WRITTEN TASK: Identify the line with "Convert this screenshot"; copy word for word that line and every one after it, to the end of the listing. Exclude pictures.

Data items

+ + +

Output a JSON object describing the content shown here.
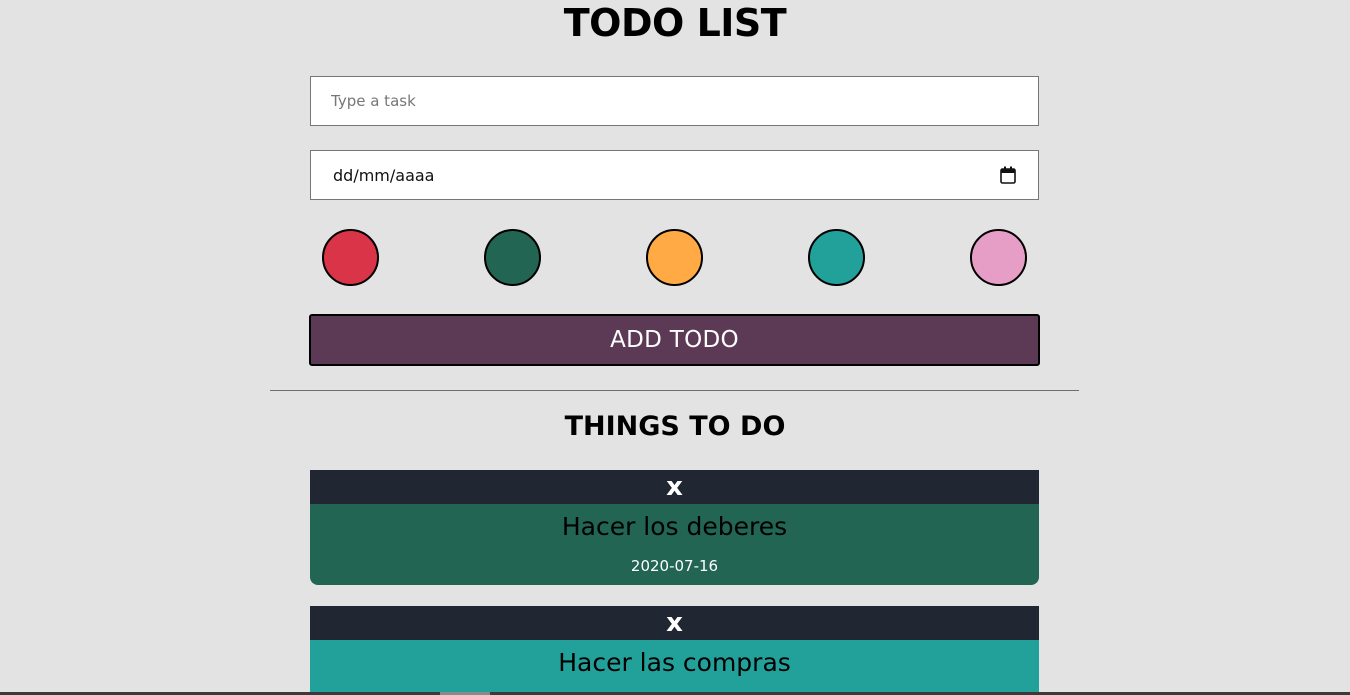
{
  "app": {
    "title": "TODO LIST"
  },
  "form": {
    "task_placeholder": "Type a task",
    "task_value": "",
    "date_placeholder": "dd/mm/aaaa",
    "add_button_label": "ADD TODO"
  },
  "colors": {
    "background": "#e3e3e3",
    "button": "#5c3a55",
    "card_header": "#202632",
    "swatches": [
      "#d93448",
      "#216552",
      "#ffaa44",
      "#22a19b",
      "#e79ec6"
    ]
  },
  "list": {
    "title": "THINGS TO DO",
    "delete_label": "x",
    "items": [
      {
        "text": "Hacer los deberes",
        "date": "2020-07-16",
        "color": "#216552"
      },
      {
        "text": "Hacer las compras",
        "date": "",
        "color": "#22a19b"
      }
    ]
  }
}
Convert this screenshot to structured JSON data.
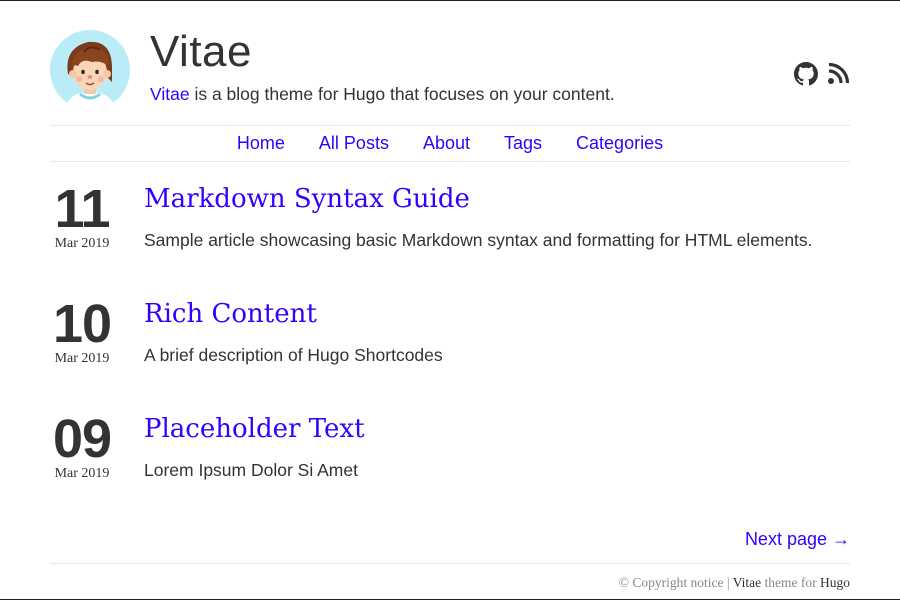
{
  "site": {
    "title": "Vitae",
    "tagline_link": "Vitae",
    "tagline_rest": " is a blog theme for Hugo that focuses on your content."
  },
  "social": [
    {
      "icon": "github-icon"
    },
    {
      "icon": "rss-icon"
    }
  ],
  "nav": [
    "Home",
    "All Posts",
    "About",
    "Tags",
    "Categories"
  ],
  "posts": [
    {
      "day": "11",
      "month": "Mar 2019",
      "title": "Markdown Syntax Guide",
      "summary": "Sample article showcasing basic Markdown syntax and formatting for HTML elements."
    },
    {
      "day": "10",
      "month": "Mar 2019",
      "title": "Rich Content",
      "summary": "A brief description of Hugo Shortcodes"
    },
    {
      "day": "09",
      "month": "Mar 2019",
      "title": "Placeholder Text",
      "summary": "Lorem Ipsum Dolor Si Amet"
    }
  ],
  "pagination": {
    "next": "Next page →"
  },
  "footer": {
    "copyright": "© Copyright notice | ",
    "theme_name": "Vitae",
    "theme_for": " theme for ",
    "engine": "Hugo"
  },
  "colors": {
    "link": "#3300ff",
    "text": "#333333",
    "avatar_bg": "#b9ecf6"
  }
}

+ + +

OUTPUT FOR THIS EXERCISE:
Convert this screenshot to structured JSON data.
{
  "site": {
    "title": "Vitae",
    "tagline_link": "Vitae",
    "tagline_rest": " is a blog theme for Hugo that focuses on your content."
  },
  "social": [
    {
      "icon": "github-icon"
    },
    {
      "icon": "rss-icon"
    }
  ],
  "nav": [
    "Home",
    "All Posts",
    "About",
    "Tags",
    "Categories"
  ],
  "posts": [
    {
      "day": "11",
      "month": "Mar 2019",
      "title": "Markdown Syntax Guide",
      "summary": "Sample article showcasing basic Markdown syntax and formatting for HTML elements."
    },
    {
      "day": "10",
      "month": "Mar 2019",
      "title": "Rich Content",
      "summary": "A brief description of Hugo Shortcodes"
    },
    {
      "day": "09",
      "month": "Mar 2019",
      "title": "Placeholder Text",
      "summary": "Lorem Ipsum Dolor Si Amet"
    }
  ],
  "pagination": {
    "next": "Next page →"
  },
  "footer": {
    "copyright": "© Copyright notice | ",
    "theme_name": "Vitae",
    "theme_for": " theme for ",
    "engine": "Hugo"
  },
  "colors": {
    "link": "#3300ff",
    "text": "#333333",
    "avatar_bg": "#b9ecf6"
  }
}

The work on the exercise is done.